#### DATA SHOWN

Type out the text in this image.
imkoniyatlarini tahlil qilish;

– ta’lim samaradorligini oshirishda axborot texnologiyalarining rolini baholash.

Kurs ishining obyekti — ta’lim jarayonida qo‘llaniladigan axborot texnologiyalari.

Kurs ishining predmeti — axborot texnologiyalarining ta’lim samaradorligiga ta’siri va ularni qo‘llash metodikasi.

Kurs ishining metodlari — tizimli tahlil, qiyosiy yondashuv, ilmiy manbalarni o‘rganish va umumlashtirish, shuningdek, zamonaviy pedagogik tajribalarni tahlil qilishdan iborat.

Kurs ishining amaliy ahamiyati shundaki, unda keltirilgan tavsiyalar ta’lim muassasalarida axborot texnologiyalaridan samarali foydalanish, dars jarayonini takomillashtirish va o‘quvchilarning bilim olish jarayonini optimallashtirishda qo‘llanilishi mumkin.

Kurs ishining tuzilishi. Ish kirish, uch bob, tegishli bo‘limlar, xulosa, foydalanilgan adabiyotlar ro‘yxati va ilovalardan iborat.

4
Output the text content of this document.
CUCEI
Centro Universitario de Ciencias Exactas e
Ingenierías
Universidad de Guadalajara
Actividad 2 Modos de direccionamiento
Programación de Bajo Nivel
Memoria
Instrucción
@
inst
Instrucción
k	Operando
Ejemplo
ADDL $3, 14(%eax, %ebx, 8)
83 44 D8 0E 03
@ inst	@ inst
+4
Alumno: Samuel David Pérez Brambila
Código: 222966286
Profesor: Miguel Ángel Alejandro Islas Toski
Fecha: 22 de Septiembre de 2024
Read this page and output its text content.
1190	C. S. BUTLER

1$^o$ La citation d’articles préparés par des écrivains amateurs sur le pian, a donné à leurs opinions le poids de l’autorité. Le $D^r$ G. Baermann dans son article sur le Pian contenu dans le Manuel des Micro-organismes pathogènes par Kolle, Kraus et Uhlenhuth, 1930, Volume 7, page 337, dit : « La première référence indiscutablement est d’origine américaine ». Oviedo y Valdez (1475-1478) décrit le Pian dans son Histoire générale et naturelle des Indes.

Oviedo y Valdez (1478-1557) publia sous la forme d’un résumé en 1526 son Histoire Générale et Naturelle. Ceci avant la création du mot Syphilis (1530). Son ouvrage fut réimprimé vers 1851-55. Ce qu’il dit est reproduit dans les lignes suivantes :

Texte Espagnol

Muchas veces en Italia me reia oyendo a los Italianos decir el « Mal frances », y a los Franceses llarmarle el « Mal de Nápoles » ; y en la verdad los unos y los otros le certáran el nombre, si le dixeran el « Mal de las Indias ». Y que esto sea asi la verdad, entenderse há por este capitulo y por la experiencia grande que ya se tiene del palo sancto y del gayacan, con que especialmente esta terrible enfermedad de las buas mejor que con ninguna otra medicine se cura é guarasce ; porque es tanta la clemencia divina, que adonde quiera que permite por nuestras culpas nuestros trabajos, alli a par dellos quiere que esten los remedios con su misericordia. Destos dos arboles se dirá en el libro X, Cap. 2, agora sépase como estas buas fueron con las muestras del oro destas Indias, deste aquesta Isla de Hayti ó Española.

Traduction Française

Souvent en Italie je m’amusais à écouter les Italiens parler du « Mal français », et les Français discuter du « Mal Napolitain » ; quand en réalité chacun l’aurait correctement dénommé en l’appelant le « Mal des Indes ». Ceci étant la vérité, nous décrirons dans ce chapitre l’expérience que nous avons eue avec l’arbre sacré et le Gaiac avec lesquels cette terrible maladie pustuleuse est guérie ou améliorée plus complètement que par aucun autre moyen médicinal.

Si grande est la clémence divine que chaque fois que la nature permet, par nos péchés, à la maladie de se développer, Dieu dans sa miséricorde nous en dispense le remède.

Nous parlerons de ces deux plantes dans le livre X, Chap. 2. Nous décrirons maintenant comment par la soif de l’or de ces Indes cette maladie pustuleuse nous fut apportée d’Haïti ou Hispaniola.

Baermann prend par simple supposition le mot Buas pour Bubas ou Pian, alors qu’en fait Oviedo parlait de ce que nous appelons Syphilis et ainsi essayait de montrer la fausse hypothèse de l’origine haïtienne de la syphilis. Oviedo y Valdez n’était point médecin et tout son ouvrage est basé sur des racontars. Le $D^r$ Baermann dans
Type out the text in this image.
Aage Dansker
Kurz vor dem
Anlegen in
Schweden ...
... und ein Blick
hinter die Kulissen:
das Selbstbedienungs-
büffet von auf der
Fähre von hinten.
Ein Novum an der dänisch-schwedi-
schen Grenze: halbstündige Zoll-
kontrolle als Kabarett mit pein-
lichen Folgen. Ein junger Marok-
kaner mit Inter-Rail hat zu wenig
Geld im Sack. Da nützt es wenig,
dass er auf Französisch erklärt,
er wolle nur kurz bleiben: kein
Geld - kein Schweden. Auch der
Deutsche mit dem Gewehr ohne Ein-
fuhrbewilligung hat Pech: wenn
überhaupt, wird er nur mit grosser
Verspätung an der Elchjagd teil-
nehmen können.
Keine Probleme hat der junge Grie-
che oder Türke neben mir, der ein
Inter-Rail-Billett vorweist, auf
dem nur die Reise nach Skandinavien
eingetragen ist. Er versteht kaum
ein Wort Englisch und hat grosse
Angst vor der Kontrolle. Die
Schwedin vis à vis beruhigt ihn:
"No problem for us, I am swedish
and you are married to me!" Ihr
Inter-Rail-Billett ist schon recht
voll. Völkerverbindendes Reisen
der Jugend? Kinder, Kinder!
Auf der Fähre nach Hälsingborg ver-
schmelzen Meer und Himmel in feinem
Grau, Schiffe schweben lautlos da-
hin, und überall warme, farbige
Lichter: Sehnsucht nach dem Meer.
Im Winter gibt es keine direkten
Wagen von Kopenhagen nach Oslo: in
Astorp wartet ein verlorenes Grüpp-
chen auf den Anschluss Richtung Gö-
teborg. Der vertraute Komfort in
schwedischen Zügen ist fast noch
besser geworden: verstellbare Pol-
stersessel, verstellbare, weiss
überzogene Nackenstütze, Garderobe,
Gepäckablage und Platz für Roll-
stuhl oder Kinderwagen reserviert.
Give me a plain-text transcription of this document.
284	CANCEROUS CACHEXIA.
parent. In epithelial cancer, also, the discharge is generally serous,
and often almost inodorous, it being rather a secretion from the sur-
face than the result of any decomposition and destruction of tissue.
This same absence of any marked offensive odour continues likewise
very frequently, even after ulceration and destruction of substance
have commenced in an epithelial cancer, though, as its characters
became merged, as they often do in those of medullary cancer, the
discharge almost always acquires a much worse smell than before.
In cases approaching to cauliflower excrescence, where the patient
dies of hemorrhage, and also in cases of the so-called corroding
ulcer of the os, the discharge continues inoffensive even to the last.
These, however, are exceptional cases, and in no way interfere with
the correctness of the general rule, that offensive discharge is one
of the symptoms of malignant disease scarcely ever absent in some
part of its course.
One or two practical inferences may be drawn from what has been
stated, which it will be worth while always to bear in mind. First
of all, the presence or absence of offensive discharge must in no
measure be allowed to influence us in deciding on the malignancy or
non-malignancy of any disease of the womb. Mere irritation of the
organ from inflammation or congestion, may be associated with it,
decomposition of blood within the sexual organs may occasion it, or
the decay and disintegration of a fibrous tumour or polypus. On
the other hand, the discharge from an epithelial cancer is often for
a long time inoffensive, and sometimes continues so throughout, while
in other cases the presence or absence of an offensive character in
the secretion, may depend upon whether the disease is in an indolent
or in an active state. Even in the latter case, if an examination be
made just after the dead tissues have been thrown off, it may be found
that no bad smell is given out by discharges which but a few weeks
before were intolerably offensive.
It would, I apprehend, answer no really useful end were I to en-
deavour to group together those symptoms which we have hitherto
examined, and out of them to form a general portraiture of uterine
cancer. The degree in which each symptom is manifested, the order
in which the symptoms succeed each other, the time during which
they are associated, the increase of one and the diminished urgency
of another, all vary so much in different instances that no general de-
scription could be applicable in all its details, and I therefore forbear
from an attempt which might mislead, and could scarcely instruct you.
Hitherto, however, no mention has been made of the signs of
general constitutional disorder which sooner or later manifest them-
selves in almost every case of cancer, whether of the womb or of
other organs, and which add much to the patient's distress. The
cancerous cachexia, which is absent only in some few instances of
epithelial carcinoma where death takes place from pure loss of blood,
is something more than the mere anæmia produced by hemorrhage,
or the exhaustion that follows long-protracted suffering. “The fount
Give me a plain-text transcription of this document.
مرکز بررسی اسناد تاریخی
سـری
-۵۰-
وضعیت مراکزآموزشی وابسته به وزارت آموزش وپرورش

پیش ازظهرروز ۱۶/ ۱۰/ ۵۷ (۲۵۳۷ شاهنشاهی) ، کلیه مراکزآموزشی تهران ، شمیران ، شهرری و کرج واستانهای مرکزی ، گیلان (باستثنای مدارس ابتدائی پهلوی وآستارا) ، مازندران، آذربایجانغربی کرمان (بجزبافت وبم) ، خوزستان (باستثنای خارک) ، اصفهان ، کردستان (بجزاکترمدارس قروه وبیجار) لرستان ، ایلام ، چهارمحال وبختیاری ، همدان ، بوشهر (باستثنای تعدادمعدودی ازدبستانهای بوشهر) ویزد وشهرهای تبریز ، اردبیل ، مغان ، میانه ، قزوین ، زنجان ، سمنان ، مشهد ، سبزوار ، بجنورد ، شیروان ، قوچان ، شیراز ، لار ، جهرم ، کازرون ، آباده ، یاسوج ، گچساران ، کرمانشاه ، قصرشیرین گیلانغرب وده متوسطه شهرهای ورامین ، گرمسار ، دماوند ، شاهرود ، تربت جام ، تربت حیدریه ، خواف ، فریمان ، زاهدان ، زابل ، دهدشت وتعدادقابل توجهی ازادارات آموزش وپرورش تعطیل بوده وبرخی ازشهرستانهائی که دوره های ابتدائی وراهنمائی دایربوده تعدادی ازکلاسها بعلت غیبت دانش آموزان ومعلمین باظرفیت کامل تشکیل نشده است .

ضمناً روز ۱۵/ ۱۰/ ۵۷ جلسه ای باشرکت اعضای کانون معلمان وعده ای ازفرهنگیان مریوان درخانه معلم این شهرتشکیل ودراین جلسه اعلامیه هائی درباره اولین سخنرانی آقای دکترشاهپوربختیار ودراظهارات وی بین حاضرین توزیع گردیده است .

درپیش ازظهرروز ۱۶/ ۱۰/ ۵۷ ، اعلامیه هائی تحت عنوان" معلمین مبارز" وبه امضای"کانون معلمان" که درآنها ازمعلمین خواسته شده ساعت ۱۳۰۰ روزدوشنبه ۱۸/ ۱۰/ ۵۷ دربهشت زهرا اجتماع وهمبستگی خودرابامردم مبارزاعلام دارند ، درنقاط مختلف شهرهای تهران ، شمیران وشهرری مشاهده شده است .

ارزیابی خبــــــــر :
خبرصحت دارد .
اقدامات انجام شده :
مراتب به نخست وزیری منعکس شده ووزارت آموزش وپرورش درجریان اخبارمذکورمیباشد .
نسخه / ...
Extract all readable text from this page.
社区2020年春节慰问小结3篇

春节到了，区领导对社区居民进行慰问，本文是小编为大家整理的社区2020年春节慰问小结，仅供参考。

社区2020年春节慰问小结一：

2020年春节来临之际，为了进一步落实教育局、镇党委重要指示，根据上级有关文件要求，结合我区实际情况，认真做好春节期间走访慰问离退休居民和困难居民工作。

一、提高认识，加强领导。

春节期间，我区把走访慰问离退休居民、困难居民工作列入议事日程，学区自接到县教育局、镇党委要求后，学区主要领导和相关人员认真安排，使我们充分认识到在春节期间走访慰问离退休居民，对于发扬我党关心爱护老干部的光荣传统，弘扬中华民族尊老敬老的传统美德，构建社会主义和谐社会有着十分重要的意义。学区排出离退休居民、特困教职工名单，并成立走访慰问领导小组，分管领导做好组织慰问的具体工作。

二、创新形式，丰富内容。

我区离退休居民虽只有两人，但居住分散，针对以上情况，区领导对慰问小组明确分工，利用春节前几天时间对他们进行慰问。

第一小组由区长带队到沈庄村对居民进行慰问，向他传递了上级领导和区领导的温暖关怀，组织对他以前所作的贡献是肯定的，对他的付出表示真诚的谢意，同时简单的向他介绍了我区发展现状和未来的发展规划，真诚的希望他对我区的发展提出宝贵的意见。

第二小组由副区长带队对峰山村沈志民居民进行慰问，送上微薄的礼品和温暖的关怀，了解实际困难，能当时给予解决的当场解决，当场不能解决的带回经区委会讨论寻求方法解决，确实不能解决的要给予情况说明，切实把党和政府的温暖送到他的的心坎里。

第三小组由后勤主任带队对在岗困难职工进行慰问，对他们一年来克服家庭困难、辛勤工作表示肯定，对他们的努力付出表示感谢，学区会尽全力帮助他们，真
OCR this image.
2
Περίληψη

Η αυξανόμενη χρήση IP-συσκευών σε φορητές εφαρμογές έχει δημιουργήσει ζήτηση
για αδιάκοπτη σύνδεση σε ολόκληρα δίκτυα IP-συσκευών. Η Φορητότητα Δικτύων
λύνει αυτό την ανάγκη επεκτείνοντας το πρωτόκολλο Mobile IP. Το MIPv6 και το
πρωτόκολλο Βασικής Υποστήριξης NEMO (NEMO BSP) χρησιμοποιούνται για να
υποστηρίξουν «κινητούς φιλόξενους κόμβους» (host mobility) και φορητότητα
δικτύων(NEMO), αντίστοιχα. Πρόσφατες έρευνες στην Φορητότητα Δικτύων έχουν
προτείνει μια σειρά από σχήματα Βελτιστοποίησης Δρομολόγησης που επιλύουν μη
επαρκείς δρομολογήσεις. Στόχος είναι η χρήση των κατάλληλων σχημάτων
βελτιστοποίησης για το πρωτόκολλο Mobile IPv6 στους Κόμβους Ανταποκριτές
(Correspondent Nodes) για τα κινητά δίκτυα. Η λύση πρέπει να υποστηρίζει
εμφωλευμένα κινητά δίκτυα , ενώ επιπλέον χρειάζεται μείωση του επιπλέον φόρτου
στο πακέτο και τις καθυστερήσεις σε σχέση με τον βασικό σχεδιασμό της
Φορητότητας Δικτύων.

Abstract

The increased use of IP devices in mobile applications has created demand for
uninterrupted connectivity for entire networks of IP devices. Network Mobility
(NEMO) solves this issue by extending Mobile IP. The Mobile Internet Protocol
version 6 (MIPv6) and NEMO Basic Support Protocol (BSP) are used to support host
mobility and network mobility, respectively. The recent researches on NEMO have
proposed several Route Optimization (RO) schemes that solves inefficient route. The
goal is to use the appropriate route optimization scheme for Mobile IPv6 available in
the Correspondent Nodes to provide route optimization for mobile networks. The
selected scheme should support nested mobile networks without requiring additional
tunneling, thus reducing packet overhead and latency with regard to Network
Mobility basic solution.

########

WHAT YOU ARE ASKED TO DO:
All lines above containing the string "معلمان" are to be collected.

ANSWER TO THIS PROBLEM:
ضمناً روز ۱۵/ ۱۰/ ۵۷ جلسه ای باشرکت اعضای کانون معلمان وعده ای ازفرهنگیان مریوان درخانه معلم این شهرتشکیل ودراین جلسه اعلامیه هائی درباره اولین سخنرانی آقای دکترشاهپوربختیار ودراظهارات وی بین حاضرین توزیع گردیده است .
درپیش ازظهرروز ۱۶/ ۱۰/ ۵۷ ، اعلامیه هائی تحت عنوان" معلمین مبارز" وبه امضای"کانون معلمان" که درآنها ازمعلمین خواسته شده ساعت ۱۳۰۰ روزدوشنبه ۱۸/ ۱۰/ ۵۷ دربهشت زهرا اجتماع وهمبستگی خودرابامردم مبارزاعلام دارند ، درنقاط مختلف شهرهای تهران ، شمیران وشهرری مشاهده شده است .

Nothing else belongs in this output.